*STATED GOAL*
Extract every record, keeping each one exactly as it is.

___ PROVIDED ENTRIES ___

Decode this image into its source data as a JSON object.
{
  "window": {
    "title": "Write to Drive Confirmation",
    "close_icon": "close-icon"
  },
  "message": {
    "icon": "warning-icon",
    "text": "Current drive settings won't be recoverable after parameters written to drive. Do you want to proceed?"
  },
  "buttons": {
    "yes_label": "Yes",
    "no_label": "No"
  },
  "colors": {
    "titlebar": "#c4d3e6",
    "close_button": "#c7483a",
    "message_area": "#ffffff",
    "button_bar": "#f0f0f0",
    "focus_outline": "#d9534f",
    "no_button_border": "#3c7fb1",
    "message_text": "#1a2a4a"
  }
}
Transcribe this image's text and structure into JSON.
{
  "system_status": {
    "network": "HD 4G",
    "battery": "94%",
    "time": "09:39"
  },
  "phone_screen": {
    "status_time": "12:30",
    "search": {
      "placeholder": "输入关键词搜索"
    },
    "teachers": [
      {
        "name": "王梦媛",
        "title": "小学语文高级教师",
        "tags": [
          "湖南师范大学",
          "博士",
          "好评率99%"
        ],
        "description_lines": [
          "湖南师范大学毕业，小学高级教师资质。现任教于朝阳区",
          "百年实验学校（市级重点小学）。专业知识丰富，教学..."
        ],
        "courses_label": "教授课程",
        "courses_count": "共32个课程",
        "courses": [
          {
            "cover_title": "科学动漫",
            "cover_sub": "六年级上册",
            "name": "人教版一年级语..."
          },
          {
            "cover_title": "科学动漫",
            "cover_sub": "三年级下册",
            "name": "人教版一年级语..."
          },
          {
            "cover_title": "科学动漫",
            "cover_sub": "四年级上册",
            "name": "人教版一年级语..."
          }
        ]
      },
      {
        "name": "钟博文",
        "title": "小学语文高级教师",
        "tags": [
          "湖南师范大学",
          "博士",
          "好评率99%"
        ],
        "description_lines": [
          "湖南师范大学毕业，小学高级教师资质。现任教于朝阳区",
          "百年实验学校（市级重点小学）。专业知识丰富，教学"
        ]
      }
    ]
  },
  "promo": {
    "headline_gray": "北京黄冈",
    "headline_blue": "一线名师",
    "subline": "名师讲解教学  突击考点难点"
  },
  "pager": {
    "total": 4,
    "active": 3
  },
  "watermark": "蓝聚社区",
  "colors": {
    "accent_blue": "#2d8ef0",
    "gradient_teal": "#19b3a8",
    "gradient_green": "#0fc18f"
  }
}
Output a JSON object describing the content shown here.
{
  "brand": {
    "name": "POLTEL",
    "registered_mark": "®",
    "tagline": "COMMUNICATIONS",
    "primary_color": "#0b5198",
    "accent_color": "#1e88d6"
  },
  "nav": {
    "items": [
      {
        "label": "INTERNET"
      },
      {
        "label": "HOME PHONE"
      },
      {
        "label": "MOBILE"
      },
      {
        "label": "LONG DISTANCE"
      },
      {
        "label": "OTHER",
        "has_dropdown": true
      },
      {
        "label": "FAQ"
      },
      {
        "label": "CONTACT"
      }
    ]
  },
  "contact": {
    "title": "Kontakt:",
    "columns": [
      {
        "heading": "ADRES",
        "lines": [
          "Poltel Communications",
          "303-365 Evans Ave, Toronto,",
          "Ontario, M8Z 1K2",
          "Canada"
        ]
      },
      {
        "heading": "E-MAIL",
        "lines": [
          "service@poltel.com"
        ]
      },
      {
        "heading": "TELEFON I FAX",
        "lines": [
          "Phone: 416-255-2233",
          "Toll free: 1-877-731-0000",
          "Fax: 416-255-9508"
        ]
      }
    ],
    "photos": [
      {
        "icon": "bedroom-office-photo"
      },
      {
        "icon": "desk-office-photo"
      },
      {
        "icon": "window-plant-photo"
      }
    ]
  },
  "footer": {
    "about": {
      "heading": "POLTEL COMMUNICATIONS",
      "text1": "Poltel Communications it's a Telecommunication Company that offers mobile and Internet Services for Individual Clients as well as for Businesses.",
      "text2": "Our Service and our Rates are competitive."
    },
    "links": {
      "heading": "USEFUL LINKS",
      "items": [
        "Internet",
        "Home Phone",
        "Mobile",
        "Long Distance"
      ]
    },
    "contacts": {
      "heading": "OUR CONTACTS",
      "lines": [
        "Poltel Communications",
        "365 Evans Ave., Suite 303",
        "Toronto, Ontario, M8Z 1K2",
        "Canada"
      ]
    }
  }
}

___

*RESULT OF THIS EXERCISE*
Decode this image into its source data as a JSON object.
{
  "window": {
    "title": "Write to Drive Confirmation",
    "close_icon": "close-icon"
  },
  "message": {
    "icon": "warning-icon",
    "text": "Current drive settings won't be recoverable after parameters written to drive. Do you want to proceed?"
  },
  "buttons": {
    "yes_label": "Yes",
    "no_label": "No"
  },
  "colors": {
    "titlebar": "#c4d3e6",
    "close_button": "#c7483a",
    "message_area": "#ffffff",
    "button_bar": "#f0f0f0",
    "focus_outline": "#d9534f",
    "no_button_border": "#3c7fb1",
    "message_text": "#1a2a4a"
  }
}
Transcribe this image's text and structure into JSON.
{
  "system_status": {
    "network": "HD 4G",
    "battery": "94%",
    "time": "09:39"
  },
  "phone_screen": {
    "status_time": "12:30",
    "search": {
      "placeholder": "输入关键词搜索"
    },
    "teachers": [
      {
        "name": "王梦媛",
        "title": "小学语文高级教师",
        "tags": [
          "湖南师范大学",
          "博士",
          "好评率99%"
        ],
        "description_lines": [
          "湖南师范大学毕业，小学高级教师资质。现任教于朝阳区",
          "百年实验学校（市级重点小学）。专业知识丰富，教学..."
        ],
        "courses_label": "教授课程",
        "courses_count": "共32个课程",
        "courses": [
          {
            "cover_title": "科学动漫",
            "cover_sub": "六年级上册",
            "name": "人教版一年级语..."
          },
          {
            "cover_title": "科学动漫",
            "cover_sub": "三年级下册",
            "name": "人教版一年级语..."
          },
          {
            "cover_title": "科学动漫",
            "cover_sub": "四年级上册",
            "name": "人教版一年级语..."
          }
        ]
      },
      {
        "name": "钟博文",
        "title": "小学语文高级教师",
        "tags": [
          "湖南师范大学",
          "博士",
          "好评率99%"
        ],
        "description_lines": [
          "湖南师范大学毕业，小学高级教师资质。现任教于朝阳区",
          "百年实验学校（市级重点小学）。专业知识丰富，教学"
        ]
      }
    ]
  },
  "promo": {
    "headline_gray": "北京黄冈",
    "headline_blue": "一线名师",
    "subline": "名师讲解教学  突击考点难点"
  },
  "pager": {
    "total": 4,
    "active": 3
  },
  "watermark": "蓝聚社区",
  "colors": {
    "accent_blue": "#2d8ef0",
    "gradient_teal": "#19b3a8",
    "gradient_green": "#0fc18f"
  }
}
Output a JSON object describing the content shown here.
{
  "brand": {
    "name": "POLTEL",
    "registered_mark": "®",
    "tagline": "COMMUNICATIONS",
    "primary_color": "#0b5198",
    "accent_color": "#1e88d6"
  },
  "nav": {
    "items": [
      {
        "label": "INTERNET"
      },
      {
        "label": "HOME PHONE"
      },
      {
        "label": "MOBILE"
      },
      {
        "label": "LONG DISTANCE"
      },
      {
        "label": "OTHER",
        "has_dropdown": true
      },
      {
        "label": "FAQ"
      },
      {
        "label": "CONTACT"
      }
    ]
  },
  "contact": {
    "title": "Kontakt:",
    "columns": [
      {
        "heading": "ADRES",
        "lines": [
          "Poltel Communications",
          "303-365 Evans Ave, Toronto,",
          "Ontario, M8Z 1K2",
          "Canada"
        ]
      },
      {
        "heading": "E-MAIL",
        "lines": [
          "service@poltel.com"
        ]
      },
      {
        "heading": "TELEFON I FAX",
        "lines": [
          "Phone: 416-255-2233",
          "Toll free: 1-877-731-0000",
          "Fax: 416-255-9508"
        ]
      }
    ],
    "photos": [
      {
        "icon": "bedroom-office-photo"
      },
      {
        "icon": "desk-office-photo"
      },
      {
        "icon": "window-plant-photo"
      }
    ]
  },
  "footer": {
    "about": {
      "heading": "POLTEL COMMUNICATIONS",
      "text1": "Poltel Communications it's a Telecommunication Company that offers mobile and Internet Services for Individual Clients as well as for Businesses.",
      "text2": "Our Service and our Rates are competitive."
    },
    "links": {
      "heading": "USEFUL LINKS",
      "items": [
        "Internet",
        "Home Phone",
        "Mobile",
        "Long Distance"
      ]
    },
    "contacts": {
      "heading": "OUR CONTACTS",
      "lines": [
        "Poltel Communications",
        "365 Evans Ave., Suite 303",
        "Toronto, Ontario, M8Z 1K2",
        "Canada"
      ]
    }
  }
}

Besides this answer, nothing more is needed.